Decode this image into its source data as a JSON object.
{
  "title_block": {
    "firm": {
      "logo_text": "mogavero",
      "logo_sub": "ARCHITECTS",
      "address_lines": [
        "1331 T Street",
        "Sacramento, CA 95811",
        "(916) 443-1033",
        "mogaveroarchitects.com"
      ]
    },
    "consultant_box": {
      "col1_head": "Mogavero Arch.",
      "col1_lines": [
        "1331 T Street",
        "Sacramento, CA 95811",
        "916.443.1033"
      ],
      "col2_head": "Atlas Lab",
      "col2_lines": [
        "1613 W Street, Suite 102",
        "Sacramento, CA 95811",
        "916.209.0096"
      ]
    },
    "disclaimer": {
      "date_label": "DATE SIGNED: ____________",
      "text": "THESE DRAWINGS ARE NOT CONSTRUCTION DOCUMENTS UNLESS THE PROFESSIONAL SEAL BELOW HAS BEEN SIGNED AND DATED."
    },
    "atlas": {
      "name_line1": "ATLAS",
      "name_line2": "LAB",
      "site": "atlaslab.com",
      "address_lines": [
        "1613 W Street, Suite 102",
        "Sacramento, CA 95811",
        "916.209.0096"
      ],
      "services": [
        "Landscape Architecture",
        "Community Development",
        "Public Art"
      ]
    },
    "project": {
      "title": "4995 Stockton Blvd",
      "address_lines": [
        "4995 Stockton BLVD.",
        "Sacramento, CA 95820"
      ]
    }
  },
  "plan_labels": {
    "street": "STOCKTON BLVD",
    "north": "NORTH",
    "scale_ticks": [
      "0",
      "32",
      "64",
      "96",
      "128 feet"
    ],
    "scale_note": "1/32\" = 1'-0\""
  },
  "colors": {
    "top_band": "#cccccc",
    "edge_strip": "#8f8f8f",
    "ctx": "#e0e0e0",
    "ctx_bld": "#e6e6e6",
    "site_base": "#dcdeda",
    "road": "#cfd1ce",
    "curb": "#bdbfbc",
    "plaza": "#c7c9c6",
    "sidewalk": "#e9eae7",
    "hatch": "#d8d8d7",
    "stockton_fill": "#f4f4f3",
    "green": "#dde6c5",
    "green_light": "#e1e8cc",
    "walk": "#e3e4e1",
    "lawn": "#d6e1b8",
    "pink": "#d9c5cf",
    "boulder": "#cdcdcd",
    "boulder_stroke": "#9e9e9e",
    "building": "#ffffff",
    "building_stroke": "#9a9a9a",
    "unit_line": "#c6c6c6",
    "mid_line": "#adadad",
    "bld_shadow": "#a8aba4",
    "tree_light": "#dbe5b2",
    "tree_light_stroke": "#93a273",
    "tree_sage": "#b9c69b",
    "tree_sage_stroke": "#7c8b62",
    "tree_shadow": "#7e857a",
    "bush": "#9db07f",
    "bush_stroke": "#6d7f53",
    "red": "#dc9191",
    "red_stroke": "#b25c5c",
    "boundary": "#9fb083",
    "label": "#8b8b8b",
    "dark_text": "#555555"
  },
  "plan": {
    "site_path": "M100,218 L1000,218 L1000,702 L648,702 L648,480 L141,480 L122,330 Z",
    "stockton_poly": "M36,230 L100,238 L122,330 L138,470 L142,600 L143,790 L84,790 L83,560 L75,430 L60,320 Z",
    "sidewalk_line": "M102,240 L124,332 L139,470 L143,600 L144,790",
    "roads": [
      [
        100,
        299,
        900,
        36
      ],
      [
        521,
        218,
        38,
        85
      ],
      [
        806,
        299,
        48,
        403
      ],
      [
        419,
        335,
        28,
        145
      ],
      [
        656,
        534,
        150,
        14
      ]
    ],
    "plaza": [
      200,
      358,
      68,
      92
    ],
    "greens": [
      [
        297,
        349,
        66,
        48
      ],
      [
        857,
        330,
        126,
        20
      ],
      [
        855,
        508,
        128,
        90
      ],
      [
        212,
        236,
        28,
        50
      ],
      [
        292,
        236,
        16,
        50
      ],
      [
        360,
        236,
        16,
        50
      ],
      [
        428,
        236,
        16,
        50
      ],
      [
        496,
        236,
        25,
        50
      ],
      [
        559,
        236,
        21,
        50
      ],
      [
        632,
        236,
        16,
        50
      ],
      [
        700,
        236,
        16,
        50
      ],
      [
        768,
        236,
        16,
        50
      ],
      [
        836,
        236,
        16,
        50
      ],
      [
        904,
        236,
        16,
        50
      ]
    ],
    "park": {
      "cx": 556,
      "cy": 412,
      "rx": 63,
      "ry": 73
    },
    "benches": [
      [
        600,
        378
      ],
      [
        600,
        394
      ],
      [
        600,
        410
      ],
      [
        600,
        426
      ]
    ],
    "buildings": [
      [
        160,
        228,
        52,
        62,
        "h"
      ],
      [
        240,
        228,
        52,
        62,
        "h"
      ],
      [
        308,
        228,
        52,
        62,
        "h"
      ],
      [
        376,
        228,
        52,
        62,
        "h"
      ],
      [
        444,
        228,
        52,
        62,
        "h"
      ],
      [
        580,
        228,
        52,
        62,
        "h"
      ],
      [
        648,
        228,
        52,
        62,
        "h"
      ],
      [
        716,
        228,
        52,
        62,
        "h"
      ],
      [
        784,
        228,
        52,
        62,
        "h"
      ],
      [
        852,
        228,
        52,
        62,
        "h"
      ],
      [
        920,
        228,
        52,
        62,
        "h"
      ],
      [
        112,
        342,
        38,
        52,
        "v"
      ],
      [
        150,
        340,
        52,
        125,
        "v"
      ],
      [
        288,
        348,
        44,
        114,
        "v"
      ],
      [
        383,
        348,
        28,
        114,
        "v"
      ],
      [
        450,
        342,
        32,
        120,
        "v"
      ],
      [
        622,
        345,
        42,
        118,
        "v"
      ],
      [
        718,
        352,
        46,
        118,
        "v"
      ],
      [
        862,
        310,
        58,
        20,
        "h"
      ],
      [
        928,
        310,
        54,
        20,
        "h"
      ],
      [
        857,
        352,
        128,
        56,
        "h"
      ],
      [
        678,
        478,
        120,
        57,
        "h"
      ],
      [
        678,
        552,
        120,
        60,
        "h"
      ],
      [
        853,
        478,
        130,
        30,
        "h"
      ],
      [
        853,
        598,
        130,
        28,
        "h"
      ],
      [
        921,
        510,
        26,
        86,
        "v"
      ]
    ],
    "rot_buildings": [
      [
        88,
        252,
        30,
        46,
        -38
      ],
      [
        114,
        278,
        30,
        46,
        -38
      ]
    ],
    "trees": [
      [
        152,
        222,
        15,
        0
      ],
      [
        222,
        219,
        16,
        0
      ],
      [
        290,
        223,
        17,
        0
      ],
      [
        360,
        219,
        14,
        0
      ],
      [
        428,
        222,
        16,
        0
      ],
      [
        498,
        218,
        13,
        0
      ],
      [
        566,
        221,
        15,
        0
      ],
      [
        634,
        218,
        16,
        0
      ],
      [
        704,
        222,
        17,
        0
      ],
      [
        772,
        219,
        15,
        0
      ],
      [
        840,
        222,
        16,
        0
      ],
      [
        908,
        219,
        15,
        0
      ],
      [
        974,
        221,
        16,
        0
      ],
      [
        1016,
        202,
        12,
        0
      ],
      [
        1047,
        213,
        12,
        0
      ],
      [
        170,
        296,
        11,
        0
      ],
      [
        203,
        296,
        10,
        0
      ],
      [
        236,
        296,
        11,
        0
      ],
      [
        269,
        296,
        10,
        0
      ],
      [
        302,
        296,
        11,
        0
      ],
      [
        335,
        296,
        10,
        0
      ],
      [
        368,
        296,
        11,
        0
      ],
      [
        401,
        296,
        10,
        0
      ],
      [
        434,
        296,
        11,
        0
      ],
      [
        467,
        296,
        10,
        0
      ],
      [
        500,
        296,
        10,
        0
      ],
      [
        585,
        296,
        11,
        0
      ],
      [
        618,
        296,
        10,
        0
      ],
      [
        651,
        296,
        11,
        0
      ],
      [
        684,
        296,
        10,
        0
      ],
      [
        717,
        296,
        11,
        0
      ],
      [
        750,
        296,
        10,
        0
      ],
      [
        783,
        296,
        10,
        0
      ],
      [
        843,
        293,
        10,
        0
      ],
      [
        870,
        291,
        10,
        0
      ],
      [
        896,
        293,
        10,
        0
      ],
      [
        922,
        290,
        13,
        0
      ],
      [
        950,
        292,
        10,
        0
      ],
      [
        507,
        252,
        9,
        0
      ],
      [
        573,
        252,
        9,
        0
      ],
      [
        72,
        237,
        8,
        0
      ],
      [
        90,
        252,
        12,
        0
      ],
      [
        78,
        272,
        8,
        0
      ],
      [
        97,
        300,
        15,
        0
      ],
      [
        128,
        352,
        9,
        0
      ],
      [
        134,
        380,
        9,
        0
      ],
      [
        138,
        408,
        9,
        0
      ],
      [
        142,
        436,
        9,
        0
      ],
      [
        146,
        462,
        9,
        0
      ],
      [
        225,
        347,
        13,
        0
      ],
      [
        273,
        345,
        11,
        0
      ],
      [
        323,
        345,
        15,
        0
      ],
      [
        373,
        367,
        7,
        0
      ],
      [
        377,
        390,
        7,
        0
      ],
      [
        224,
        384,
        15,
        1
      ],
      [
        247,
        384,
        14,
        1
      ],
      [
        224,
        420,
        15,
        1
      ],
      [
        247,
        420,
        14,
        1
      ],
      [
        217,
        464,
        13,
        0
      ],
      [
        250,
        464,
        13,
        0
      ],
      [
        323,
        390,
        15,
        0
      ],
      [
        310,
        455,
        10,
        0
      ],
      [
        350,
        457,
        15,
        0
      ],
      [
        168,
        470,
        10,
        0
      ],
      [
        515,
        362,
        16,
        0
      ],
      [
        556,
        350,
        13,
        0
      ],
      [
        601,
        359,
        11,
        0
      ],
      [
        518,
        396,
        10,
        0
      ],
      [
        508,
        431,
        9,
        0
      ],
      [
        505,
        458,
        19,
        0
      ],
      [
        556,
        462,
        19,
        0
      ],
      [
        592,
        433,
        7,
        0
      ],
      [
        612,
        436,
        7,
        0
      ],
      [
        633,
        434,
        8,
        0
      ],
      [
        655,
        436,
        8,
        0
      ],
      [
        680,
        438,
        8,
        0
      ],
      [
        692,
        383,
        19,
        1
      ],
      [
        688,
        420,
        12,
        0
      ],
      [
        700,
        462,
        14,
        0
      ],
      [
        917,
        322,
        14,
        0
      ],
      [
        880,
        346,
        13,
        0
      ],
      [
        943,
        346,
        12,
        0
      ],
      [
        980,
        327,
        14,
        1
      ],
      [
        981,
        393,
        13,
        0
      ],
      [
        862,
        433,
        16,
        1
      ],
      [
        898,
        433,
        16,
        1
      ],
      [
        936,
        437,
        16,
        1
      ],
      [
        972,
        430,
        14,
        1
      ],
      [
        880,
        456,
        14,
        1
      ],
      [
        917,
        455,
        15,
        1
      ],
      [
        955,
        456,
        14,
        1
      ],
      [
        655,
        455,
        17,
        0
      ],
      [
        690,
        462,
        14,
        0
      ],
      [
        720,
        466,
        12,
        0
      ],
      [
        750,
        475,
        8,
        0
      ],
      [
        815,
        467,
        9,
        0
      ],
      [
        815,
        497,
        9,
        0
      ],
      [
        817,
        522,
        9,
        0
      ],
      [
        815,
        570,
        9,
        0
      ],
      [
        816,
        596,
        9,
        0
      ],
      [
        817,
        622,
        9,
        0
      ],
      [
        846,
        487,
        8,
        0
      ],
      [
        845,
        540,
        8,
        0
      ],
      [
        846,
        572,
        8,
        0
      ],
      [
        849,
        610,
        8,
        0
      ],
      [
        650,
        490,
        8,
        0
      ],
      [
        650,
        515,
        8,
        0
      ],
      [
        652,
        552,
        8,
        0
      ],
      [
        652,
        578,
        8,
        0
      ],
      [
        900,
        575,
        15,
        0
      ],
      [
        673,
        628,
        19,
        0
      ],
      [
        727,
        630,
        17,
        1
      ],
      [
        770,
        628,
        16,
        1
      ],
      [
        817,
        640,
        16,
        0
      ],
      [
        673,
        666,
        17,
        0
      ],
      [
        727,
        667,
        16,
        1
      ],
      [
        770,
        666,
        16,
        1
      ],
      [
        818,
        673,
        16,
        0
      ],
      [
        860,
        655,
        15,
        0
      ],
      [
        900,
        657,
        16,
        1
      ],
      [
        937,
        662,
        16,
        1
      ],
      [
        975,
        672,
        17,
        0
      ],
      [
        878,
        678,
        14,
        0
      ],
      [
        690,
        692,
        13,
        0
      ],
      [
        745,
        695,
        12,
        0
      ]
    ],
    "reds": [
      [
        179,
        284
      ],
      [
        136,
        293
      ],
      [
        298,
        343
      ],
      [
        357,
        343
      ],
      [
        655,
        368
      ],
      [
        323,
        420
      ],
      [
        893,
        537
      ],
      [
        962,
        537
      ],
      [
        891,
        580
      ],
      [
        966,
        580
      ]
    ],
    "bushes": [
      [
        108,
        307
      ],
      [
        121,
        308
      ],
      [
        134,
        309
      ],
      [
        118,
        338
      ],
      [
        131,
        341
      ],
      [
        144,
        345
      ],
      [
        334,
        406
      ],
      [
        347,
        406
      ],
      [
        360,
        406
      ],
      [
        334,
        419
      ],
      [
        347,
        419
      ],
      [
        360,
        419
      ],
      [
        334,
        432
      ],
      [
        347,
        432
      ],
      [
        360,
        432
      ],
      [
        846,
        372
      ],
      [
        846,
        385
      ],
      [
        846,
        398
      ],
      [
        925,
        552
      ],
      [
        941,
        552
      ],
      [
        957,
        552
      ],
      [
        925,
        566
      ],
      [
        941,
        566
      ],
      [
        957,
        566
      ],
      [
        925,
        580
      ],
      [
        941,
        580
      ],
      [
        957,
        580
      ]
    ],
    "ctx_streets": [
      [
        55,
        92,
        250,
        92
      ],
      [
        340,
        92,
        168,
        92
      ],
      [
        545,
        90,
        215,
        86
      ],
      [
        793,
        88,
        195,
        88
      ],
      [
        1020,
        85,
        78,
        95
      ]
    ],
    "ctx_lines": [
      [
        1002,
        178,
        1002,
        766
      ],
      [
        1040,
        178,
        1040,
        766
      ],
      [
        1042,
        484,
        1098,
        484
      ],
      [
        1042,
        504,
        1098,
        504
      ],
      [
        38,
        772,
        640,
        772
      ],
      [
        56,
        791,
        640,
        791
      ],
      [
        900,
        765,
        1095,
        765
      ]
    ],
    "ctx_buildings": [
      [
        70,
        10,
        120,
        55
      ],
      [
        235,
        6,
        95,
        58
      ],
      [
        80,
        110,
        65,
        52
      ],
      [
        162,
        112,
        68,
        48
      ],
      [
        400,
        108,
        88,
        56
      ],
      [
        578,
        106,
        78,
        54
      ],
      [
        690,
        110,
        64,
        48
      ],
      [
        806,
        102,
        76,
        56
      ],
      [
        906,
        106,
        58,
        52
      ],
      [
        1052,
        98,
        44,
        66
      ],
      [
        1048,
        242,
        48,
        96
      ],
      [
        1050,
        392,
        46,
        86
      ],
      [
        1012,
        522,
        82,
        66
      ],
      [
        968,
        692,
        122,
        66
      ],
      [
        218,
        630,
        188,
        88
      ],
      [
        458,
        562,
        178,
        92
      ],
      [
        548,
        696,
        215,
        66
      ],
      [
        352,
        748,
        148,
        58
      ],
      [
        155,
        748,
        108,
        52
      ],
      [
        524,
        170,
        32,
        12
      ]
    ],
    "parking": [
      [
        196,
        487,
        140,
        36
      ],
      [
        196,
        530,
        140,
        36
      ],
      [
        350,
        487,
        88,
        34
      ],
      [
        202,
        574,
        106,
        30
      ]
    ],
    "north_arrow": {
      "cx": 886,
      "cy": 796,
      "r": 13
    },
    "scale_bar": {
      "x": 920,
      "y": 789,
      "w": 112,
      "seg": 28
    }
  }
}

§ WHAT IS NEEDED
Scan the records for the string "SIGNED". Copy each line in which it appears.

§ RESPONSE TO THIS TASK
      "date_label": "DATE SIGNED: ____________",
      "text": "THESE DRAWINGS ARE NOT CONSTRUCTION DOCUMENTS UNLESS THE PROFESSIONAL SEAL BELOW HAS BEEN SIGNED AND DATED."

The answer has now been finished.